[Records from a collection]
----

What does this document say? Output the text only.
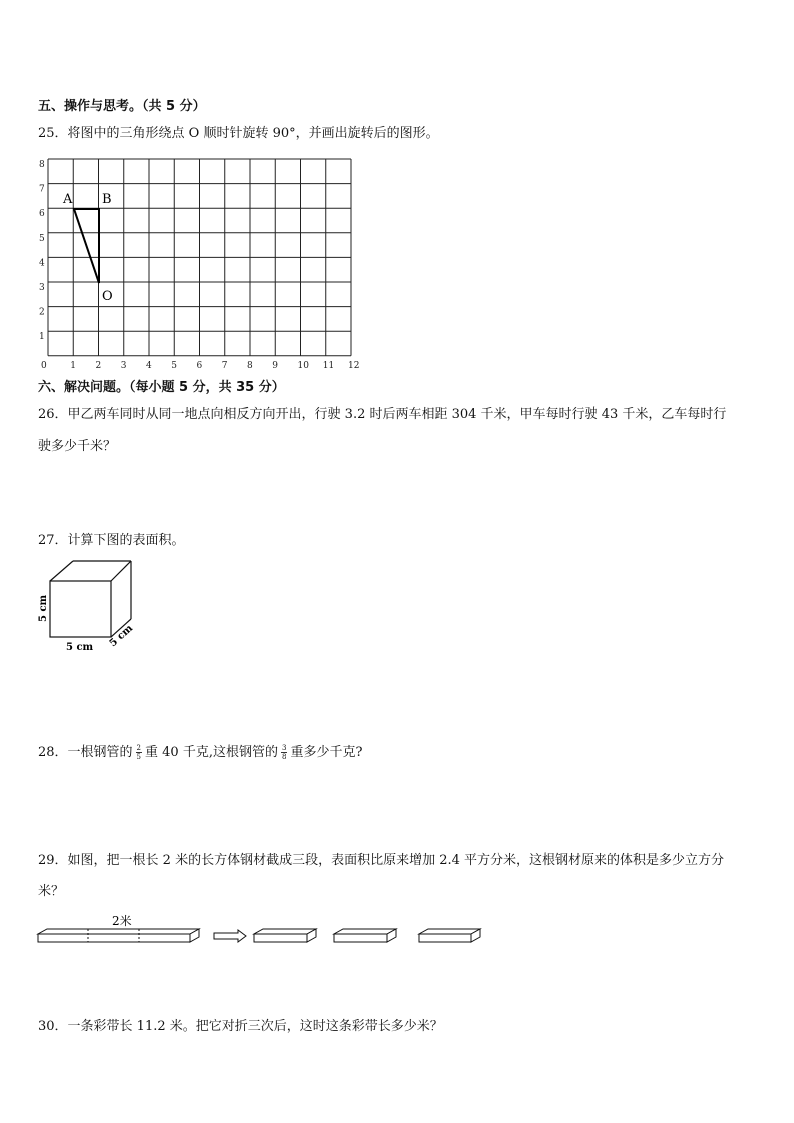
五、操作与思考。（共 5 分）
25．将图中的三角形绕点 O 顺时针旋转 90°，并画出旋转后的图形。
0	1 2 3 4 5 6 7 8 9 10 11 12
8
7
6
5
4
3
2
1
A B
O
六、解决问题。（每小题 5 分，共 35 分）
26．甲乙两车同时从同一地点向相反方向开出，行驶 3.2 时后两车相距 304 千米，甲车每时行驶 43 千米，乙车每时行
驶多少千米？
27．计算下图的表面积。
5 cm
5 cm 5 cm
28．一根钢管的 $\frac{2}{5}$ 重 40 千克,这根钢管的 $\frac{3}{8}$ 重多少千克?
29．如图，把一根长 2 米的长方体钢材截成三段，表面积比原来增加 2.4 平方分米，这根钢材原来的体积是多少立方分
米？
2米
30．一条彩带长 11.2 米。把它对折三次后，这时这条彩带长多少米？
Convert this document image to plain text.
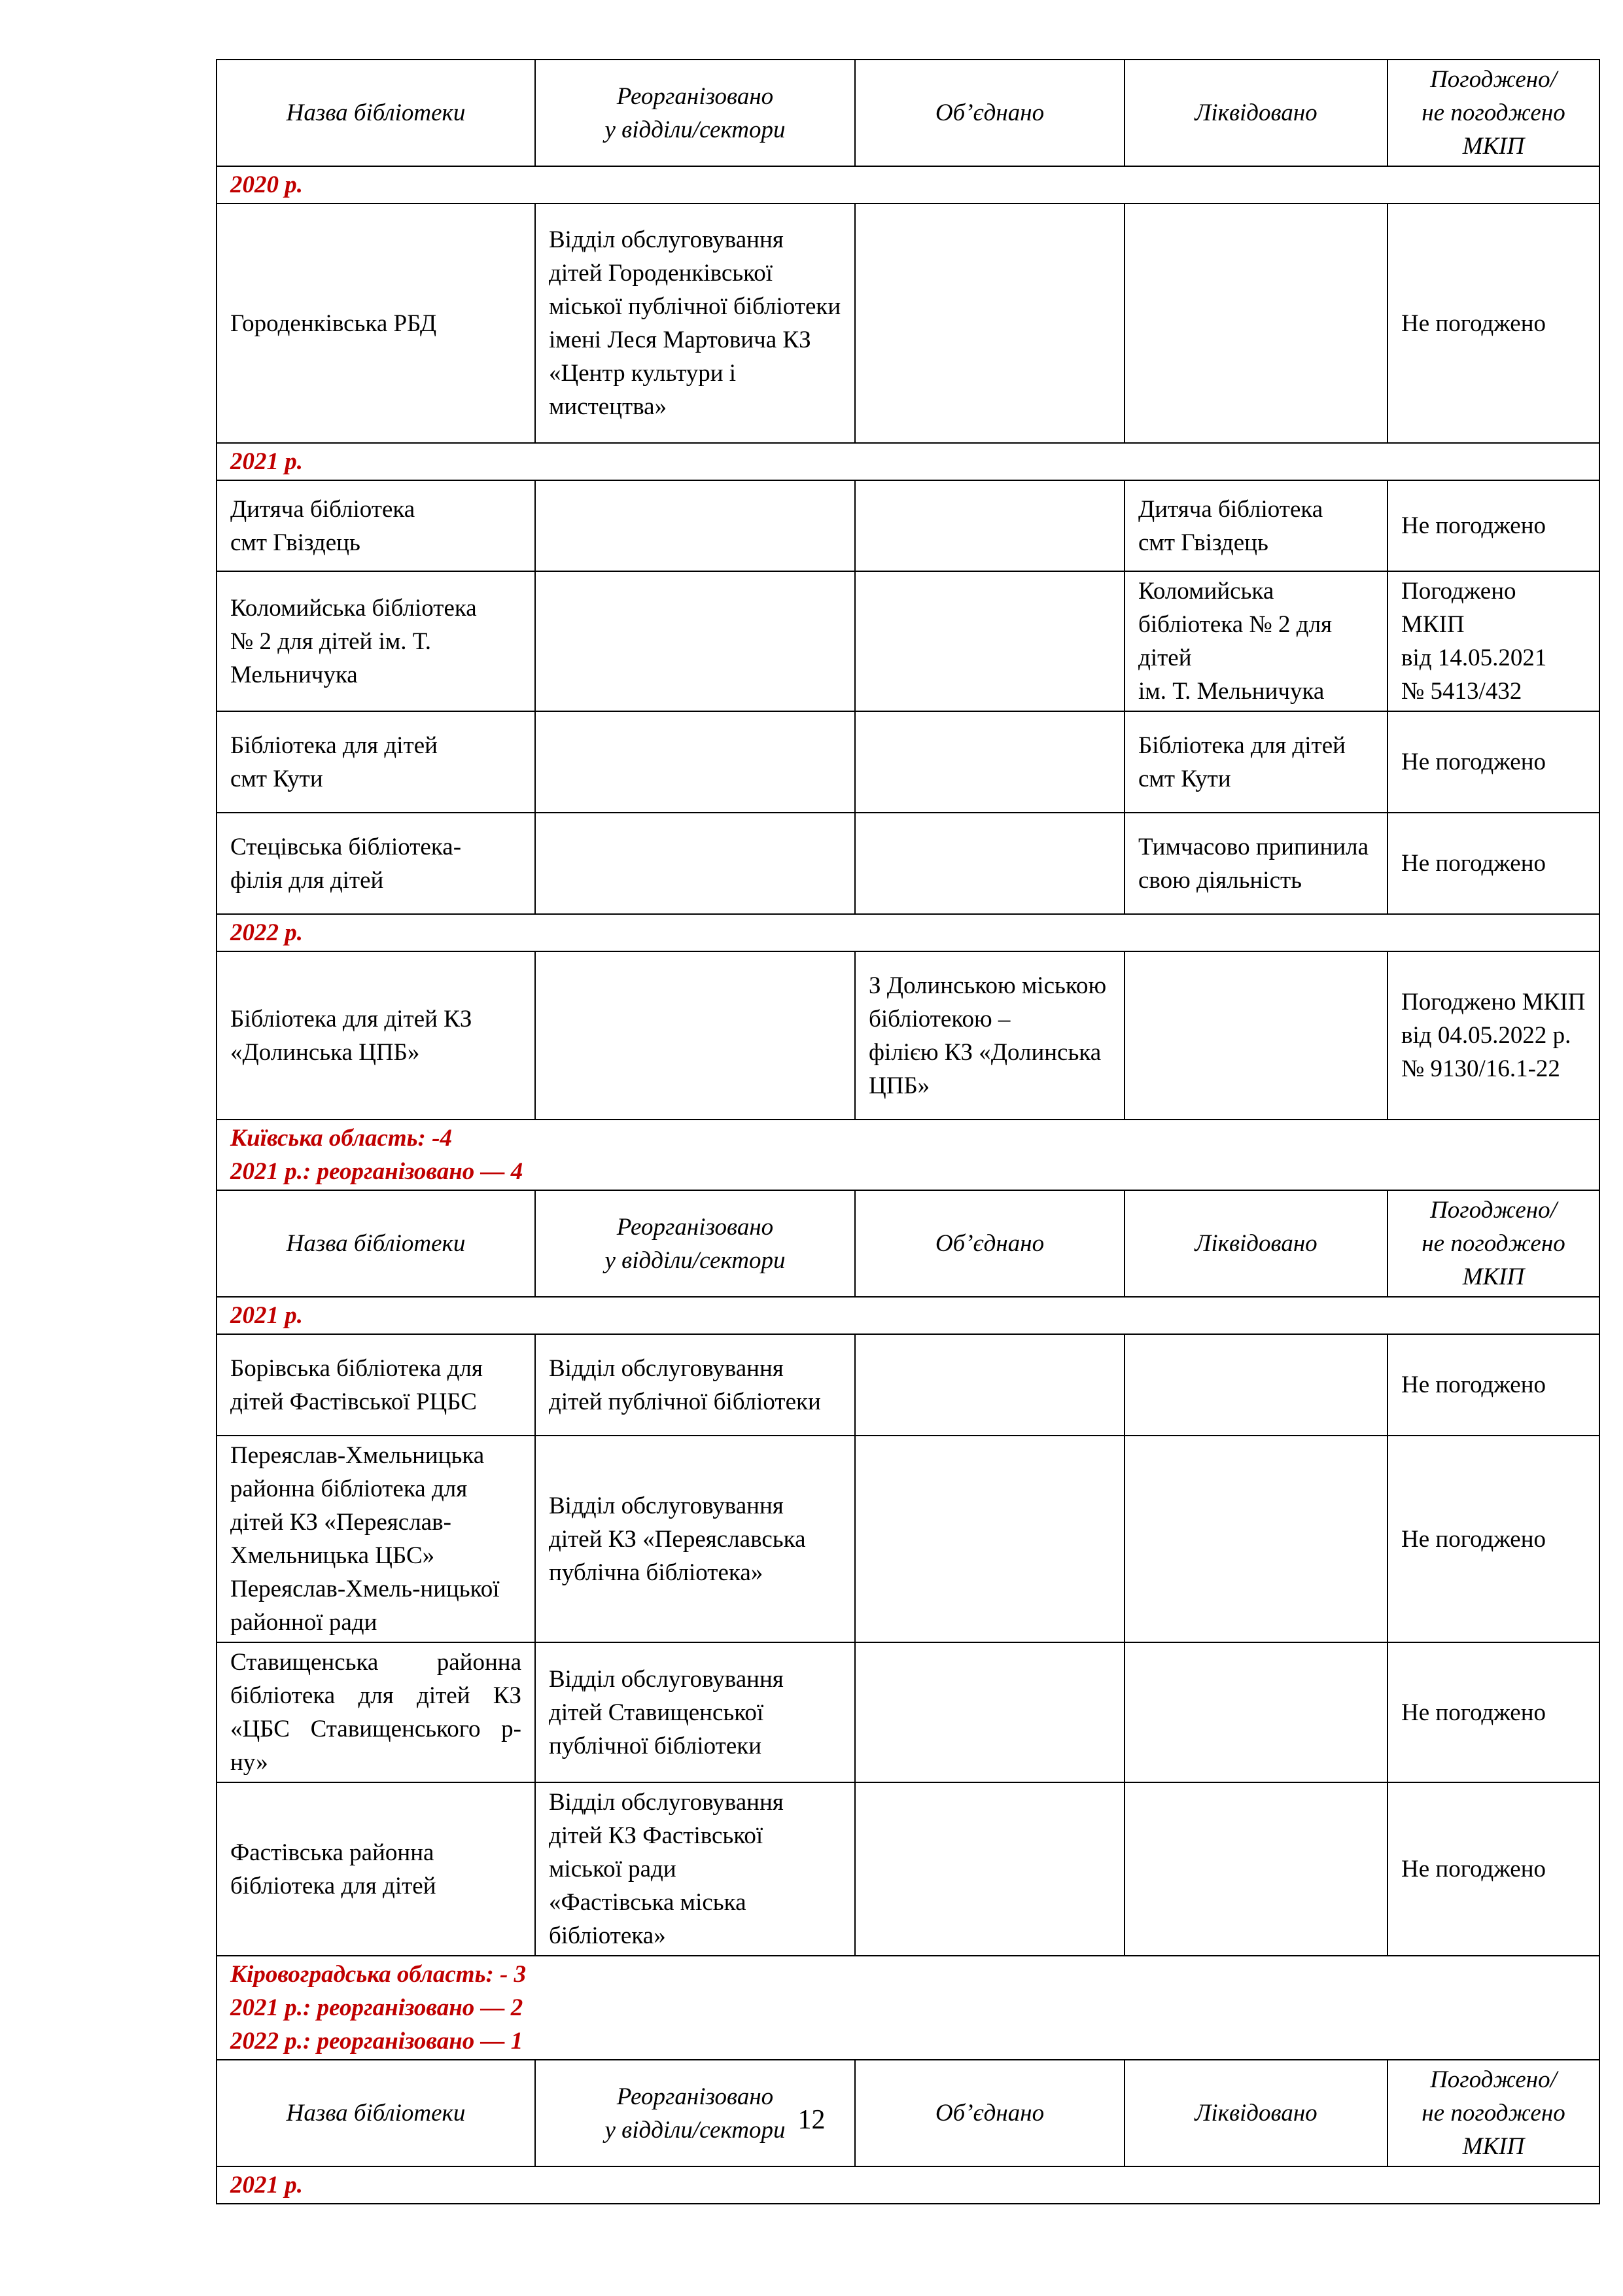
Назва бібліотеки	Реорганізовано
у відділи/сектори	Об’єднано	Ліквідовано	Погоджено/
не погоджено
МКІП

2020 р.				

Городенківська РБД	Відділ обслуговування дітей Городенківської міської публічної бібліотеки імені Леся Мартовича КЗ «Центр культури і мистецтва»			Не погоджено

2021 р.				

Дитяча бібліотека
смт Гвіздець			Дитяча бібліотека
смт Гвіздець	Не погоджено
Коломийська бібліотека
№ 2 для дітей ім. Т.
Мельничука			Коломийська бібліотека № 2 для дітей
ім. Т. Мельничука	Погоджено
МКІП
від 14.05.2021
№ 5413/432
Бібліотека для дітей
смт Кути			Бібліотека для дітей
смт Кути	Не погоджено
Стецівська бібліотека-
філія для дітей			Тимчасово припинила свою діяльність	Не погоджено

2022 р.				

Бібліотека для дітей КЗ
«Долинська ЦПБ»		З Долинською міською бібліотекою –
філією КЗ «Долинська ЦПБ»		Погоджено МКІП від 04.05.2022 р.
№ 9130/16.1-22

Київська область: -4
2021 р.: реорганізовано — 4				

Назва бібліотеки	Реорганізовано
у відділи/сектори	Об’єднано	Ліквідовано	Погоджено/
не погоджено
МКІП

2021 р.				

Борівська бібліотека для дітей Фастівської РЦБС	Відділ обслуговування дітей публічної бібліотеки			Не погоджено
Переяслав-Хмельницька районна бібліотека для дітей КЗ «Переяслав-Хмельницька ЦБС»
Переяслав-Хмель-ницької районної ради	Відділ обслуговування дітей КЗ «Переяславська публічна бібліотека»			Не погоджено
Ставищенська районна бібліотека для дітей КЗ «ЦБС Ставищенського р-ну»	Відділ обслуговування дітей Ставищенської публічної бібліотеки			Не погоджено
Фастівська районна бібліотека для дітей	Відділ обслуговування дітей КЗ Фастівської міської ради
«Фастівська міська бібліотека»			Не погоджено

Кіровоградська область: - 3
2021 р.: реорганізовано — 2
2022 р.: реорганізовано — 1				

Назва бібліотеки	Реорганізовано
у відділи/сектори	Об’єднано	Ліквідовано	Погоджено/
не погоджено
МКІП

2021 р.				
12
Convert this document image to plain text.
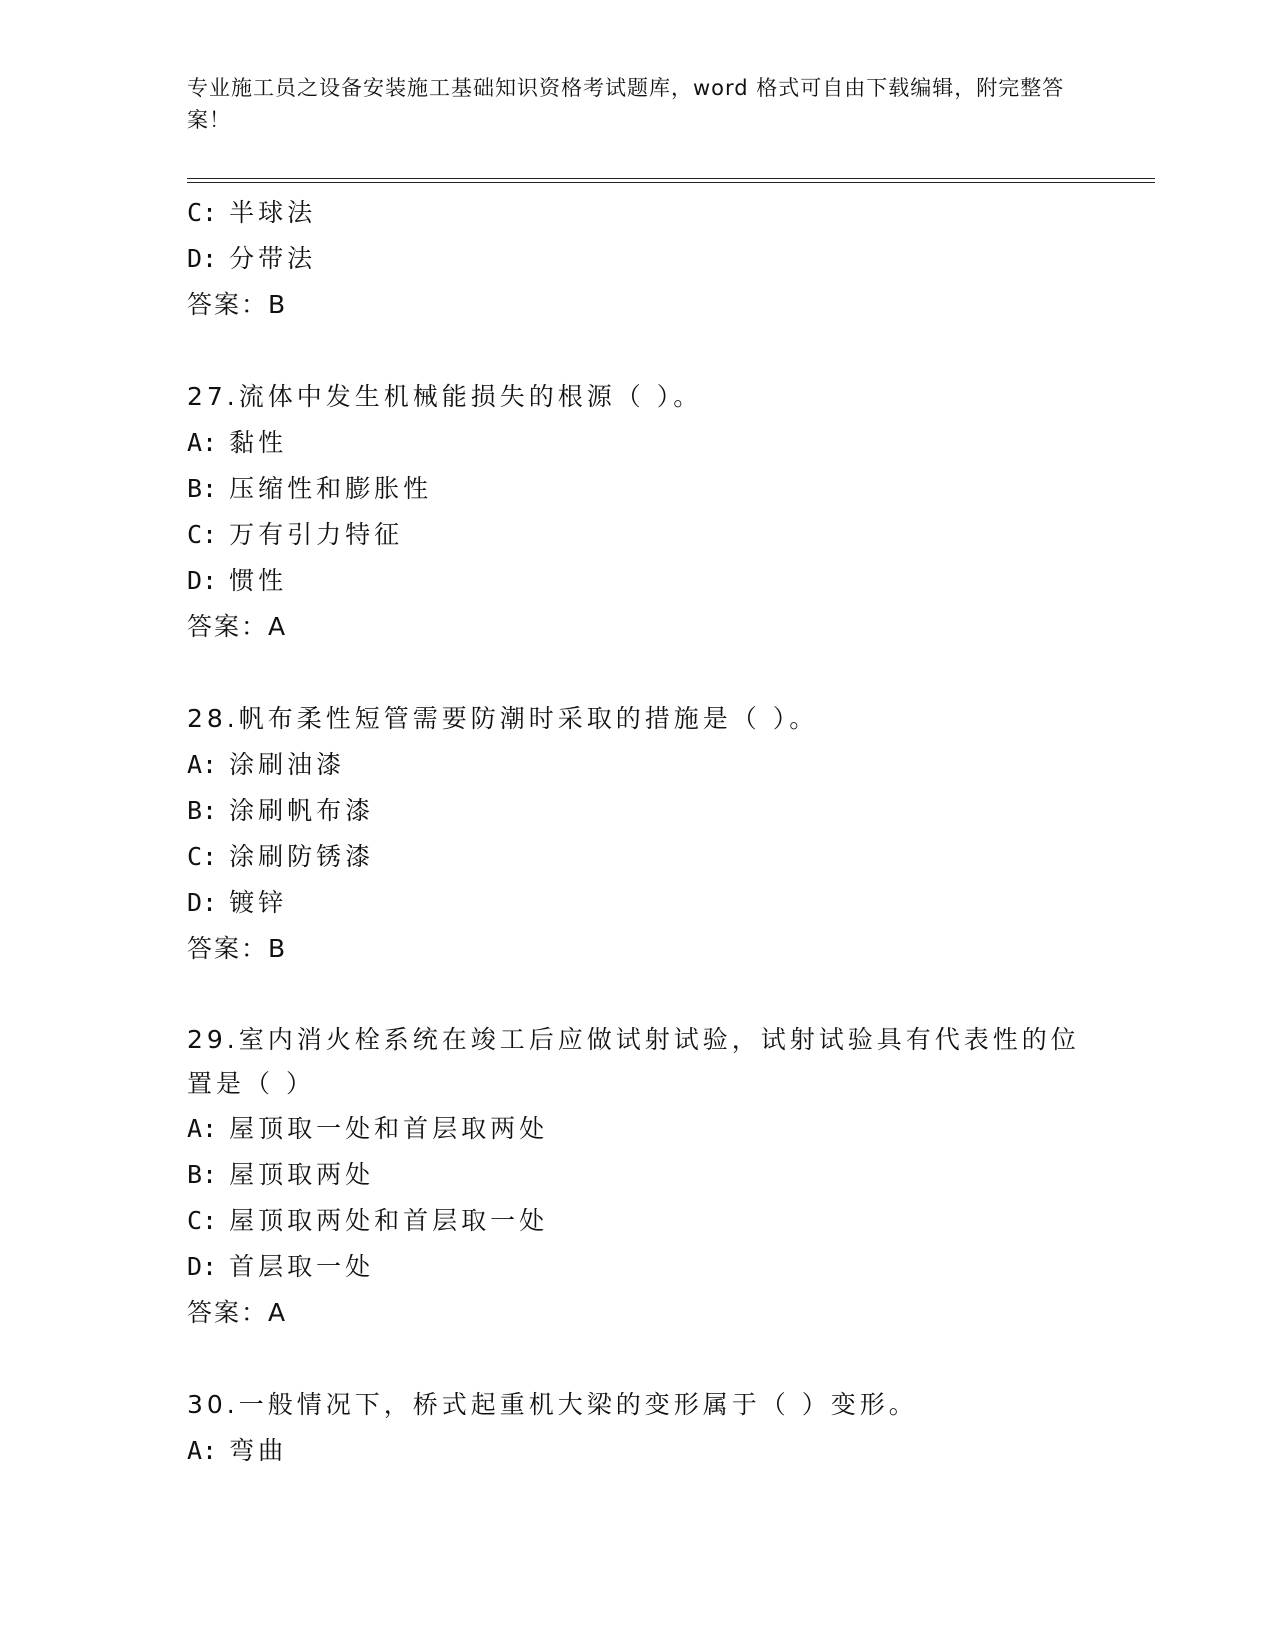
专业施工员之设备安装施工基础知识资格考试题库，word 格式可自由下载编辑，附完整答案！
C: 半球法
D: 分带法
答案：B
27.流体中发生机械能损失的根源（ ）。
A: 黏性
B: 压缩性和膨胀性
C: 万有引力特征
D: 惯性
答案：A
28.帆布柔性短管需要防潮时采取的措施是（ ）。
A: 涂刷油漆
B: 涂刷帆布漆
C: 涂刷防锈漆
D: 镀锌
答案：B
29.室内消火栓系统在竣工后应做试射试验，试射试验具有代表性的位置是（ ）
A: 屋顶取一处和首层取两处
B: 屋顶取两处
C: 屋顶取两处和首层取一处
D: 首层取一处
答案：A
30.一般情况下，桥式起重机大梁的变形属于（ ）变形。
A: 弯曲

----

◆ **Aim**
In the material above, how many lines hold the word "Фастівської"? Say only the number.

◆ **Written answer**
2